● **Collection entries**
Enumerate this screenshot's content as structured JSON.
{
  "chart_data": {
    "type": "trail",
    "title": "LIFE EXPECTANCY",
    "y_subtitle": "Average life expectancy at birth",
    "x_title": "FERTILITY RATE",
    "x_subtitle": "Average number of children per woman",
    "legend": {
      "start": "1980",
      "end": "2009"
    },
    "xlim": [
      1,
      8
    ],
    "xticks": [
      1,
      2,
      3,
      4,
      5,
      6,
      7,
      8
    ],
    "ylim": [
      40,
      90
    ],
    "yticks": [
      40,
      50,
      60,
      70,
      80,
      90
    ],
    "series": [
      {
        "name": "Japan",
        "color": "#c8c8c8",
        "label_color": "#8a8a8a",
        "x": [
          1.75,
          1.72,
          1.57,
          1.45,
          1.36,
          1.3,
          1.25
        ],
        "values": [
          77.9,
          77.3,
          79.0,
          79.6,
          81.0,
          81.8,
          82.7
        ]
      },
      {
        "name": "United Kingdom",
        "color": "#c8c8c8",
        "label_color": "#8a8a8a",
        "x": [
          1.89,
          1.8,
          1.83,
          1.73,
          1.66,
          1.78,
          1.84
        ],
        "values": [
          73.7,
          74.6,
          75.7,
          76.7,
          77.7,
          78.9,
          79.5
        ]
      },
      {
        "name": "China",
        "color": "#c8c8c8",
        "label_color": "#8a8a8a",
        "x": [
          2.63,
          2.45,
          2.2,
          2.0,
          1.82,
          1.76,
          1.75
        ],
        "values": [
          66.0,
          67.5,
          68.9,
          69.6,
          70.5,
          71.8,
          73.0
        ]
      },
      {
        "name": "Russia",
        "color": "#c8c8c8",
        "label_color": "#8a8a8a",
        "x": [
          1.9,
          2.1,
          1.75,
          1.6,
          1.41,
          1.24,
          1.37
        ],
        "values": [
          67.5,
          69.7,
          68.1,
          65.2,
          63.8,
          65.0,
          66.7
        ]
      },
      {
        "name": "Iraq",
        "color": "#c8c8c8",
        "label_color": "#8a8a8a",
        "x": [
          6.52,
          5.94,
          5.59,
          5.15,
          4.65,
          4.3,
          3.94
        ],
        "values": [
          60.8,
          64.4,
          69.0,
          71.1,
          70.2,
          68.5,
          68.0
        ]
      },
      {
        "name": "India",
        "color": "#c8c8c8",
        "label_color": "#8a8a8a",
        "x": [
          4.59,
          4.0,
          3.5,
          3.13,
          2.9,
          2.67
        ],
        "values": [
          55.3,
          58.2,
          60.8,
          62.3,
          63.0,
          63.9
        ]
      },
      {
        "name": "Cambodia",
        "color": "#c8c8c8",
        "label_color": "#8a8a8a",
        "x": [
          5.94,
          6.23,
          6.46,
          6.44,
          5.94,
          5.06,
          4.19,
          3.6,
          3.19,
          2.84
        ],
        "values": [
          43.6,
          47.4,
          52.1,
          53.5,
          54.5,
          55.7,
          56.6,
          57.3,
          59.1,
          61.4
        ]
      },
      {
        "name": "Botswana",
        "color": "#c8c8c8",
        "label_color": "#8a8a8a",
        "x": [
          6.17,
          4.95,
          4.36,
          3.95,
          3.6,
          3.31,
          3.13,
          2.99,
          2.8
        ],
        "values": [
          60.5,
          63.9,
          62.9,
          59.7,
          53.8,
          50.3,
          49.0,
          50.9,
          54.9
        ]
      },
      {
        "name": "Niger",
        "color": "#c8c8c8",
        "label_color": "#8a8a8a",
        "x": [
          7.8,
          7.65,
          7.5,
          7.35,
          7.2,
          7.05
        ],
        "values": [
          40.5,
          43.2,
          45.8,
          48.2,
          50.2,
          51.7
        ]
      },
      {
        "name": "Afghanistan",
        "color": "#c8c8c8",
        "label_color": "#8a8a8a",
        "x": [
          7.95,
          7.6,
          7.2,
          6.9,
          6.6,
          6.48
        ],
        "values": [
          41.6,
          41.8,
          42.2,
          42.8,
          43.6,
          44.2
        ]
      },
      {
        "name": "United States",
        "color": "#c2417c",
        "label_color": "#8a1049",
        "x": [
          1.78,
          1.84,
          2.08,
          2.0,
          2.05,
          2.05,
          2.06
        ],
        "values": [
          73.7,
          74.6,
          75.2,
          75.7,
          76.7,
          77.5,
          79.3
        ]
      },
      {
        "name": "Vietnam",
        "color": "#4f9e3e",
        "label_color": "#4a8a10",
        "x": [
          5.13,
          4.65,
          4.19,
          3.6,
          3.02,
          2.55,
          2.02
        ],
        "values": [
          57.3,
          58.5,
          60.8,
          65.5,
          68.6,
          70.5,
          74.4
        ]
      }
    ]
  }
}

● **Task to complete**
Retype the whole listing, matching it exactly.

● **Solution for this exercise**
Enumerate this screenshot's content as structured JSON.
{
  "chart_data": {
    "type": "trail",
    "title": "LIFE EXPECTANCY",
    "y_subtitle": "Average life expectancy at birth",
    "x_title": "FERTILITY RATE",
    "x_subtitle": "Average number of children per woman",
    "legend": {
      "start": "1980",
      "end": "2009"
    },
    "xlim": [
      1,
      8
    ],
    "xticks": [
      1,
      2,
      3,
      4,
      5,
      6,
      7,
      8
    ],
    "ylim": [
      40,
      90
    ],
    "yticks": [
      40,
      50,
      60,
      70,
      80,
      90
    ],
    "series": [
      {
        "name": "Japan",
        "color": "#c8c8c8",
        "label_color": "#8a8a8a",
        "x": [
          1.75,
          1.72,
          1.57,
          1.45,
          1.36,
          1.3,
          1.25
        ],
        "values": [
          77.9,
          77.3,
          79.0,
          79.6,
          81.0,
          81.8,
          82.7
        ]
      },
      {
        "name": "United Kingdom",
        "color": "#c8c8c8",
        "label_color": "#8a8a8a",
        "x": [
          1.89,
          1.8,
          1.83,
          1.73,
          1.66,
          1.78,
          1.84
        ],
        "values": [
          73.7,
          74.6,
          75.7,
          76.7,
          77.7,
          78.9,
          79.5
        ]
      },
      {
        "name": "China",
        "color": "#c8c8c8",
        "label_color": "#8a8a8a",
        "x": [
          2.63,
          2.45,
          2.2,
          2.0,
          1.82,
          1.76,
          1.75
        ],
        "values": [
          66.0,
          67.5,
          68.9,
          69.6,
          70.5,
          71.8,
          73.0
        ]
      },
      {
        "name": "Russia",
        "color": "#c8c8c8",
        "label_color": "#8a8a8a",
        "x": [
          1.9,
          2.1,
          1.75,
          1.6,
          1.41,
          1.24,
          1.37
        ],
        "values": [
          67.5,
          69.7,
          68.1,
          65.2,
          63.8,
          65.0,
          66.7
        ]
      },
      {
        "name": "Iraq",
        "color": "#c8c8c8",
        "label_color": "#8a8a8a",
        "x": [
          6.52,
          5.94,
          5.59,
          5.15,
          4.65,
          4.3,
          3.94
        ],
        "values": [
          60.8,
          64.4,
          69.0,
          71.1,
          70.2,
          68.5,
          68.0
        ]
      },
      {
        "name": "India",
        "color": "#c8c8c8",
        "label_color": "#8a8a8a",
        "x": [
          4.59,
          4.0,
          3.5,
          3.13,
          2.9,
          2.67
        ],
        "values": [
          55.3,
          58.2,
          60.8,
          62.3,
          63.0,
          63.9
        ]
      },
      {
        "name": "Cambodia",
        "color": "#c8c8c8",
        "label_color": "#8a8a8a",
        "x": [
          5.94,
          6.23,
          6.46,
          6.44,
          5.94,
          5.06,
          4.19,
          3.6,
          3.19,
          2.84
        ],
        "values": [
          43.6,
          47.4,
          52.1,
          53.5,
          54.5,
          55.7,
          56.6,
          57.3,
          59.1,
          61.4
        ]
      },
      {
        "name": "Botswana",
        "color": "#c8c8c8",
        "label_color": "#8a8a8a",
        "x": [
          6.17,
          4.95,
          4.36,
          3.95,
          3.6,
          3.31,
          3.13,
          2.99,
          2.8
        ],
        "values": [
          60.5,
          63.9,
          62.9,
          59.7,
          53.8,
          50.3,
          49.0,
          50.9,
          54.9
        ]
      },
      {
        "name": "Niger",
        "color": "#c8c8c8",
        "label_color": "#8a8a8a",
        "x": [
          7.8,
          7.65,
          7.5,
          7.35,
          7.2,
          7.05
        ],
        "values": [
          40.5,
          43.2,
          45.8,
          48.2,
          50.2,
          51.7
        ]
      },
      {
        "name": "Afghanistan",
        "color": "#c8c8c8",
        "label_color": "#8a8a8a",
        "x": [
          7.95,
          7.6,
          7.2,
          6.9,
          6.6,
          6.48
        ],
        "values": [
          41.6,
          41.8,
          42.2,
          42.8,
          43.6,
          44.2
        ]
      },
      {
        "name": "United States",
        "color": "#c2417c",
        "label_color": "#8a1049",
        "x": [
          1.78,
          1.84,
          2.08,
          2.0,
          2.05,
          2.05,
          2.06
        ],
        "values": [
          73.7,
          74.6,
          75.2,
          75.7,
          76.7,
          77.5,
          79.3
        ]
      },
      {
        "name": "Vietnam",
        "color": "#4f9e3e",
        "label_color": "#4a8a10",
        "x": [
          5.13,
          4.65,
          4.19,
          3.6,
          3.02,
          2.55,
          2.02
        ],
        "values": [
          57.3,
          58.5,
          60.8,
          65.5,
          68.6,
          70.5,
          74.4
        ]
      }
    ]
  }
}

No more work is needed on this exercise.